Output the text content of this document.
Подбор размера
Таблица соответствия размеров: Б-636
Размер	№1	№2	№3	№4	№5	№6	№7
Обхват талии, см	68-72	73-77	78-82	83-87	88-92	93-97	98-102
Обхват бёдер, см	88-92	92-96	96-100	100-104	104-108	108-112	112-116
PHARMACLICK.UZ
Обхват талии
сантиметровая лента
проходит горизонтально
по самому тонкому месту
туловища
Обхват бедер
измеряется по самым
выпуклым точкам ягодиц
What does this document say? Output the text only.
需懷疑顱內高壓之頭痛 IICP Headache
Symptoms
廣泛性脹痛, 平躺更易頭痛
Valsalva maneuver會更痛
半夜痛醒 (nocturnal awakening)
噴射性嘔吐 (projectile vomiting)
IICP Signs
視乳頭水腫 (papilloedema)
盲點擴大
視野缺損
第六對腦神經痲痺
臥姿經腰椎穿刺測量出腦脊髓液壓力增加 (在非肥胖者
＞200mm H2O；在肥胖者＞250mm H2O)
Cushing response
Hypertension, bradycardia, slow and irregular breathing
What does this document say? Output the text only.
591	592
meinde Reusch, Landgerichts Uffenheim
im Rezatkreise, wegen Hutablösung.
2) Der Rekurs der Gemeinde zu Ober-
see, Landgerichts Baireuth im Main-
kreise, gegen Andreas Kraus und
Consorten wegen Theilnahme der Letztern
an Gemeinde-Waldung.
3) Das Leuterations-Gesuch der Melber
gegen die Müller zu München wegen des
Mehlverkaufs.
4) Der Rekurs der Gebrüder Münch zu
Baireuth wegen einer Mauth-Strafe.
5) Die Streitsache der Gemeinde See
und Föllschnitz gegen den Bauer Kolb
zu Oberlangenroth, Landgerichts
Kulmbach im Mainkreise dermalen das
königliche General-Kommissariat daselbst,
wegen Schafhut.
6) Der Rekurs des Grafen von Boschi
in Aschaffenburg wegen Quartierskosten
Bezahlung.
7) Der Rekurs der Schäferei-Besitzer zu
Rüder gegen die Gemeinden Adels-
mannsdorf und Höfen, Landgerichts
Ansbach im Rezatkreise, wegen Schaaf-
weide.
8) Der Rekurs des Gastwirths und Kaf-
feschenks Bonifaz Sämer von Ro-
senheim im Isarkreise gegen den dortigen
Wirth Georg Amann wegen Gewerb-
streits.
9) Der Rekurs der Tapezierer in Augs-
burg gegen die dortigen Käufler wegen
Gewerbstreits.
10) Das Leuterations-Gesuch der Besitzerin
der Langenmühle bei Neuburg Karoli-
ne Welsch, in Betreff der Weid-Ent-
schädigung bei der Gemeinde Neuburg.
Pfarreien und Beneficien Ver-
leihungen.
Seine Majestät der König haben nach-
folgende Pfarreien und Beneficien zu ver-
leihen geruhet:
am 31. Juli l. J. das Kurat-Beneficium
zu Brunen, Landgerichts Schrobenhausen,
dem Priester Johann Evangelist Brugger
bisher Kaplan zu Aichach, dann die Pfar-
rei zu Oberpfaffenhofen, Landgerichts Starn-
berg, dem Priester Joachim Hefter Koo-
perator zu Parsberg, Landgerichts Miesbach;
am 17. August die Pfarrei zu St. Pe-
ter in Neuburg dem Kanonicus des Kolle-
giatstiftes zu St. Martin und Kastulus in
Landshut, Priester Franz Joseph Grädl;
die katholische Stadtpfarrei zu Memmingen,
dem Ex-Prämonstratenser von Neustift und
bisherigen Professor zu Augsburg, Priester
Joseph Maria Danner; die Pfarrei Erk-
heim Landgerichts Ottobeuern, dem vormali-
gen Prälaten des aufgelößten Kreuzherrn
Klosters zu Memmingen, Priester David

+===+

Track down all lines above with the string "Joseph" and copy them.

Landshut, Priester Franz Joseph Grädl;
Joseph Maria Danner; die Pfarrei Erk-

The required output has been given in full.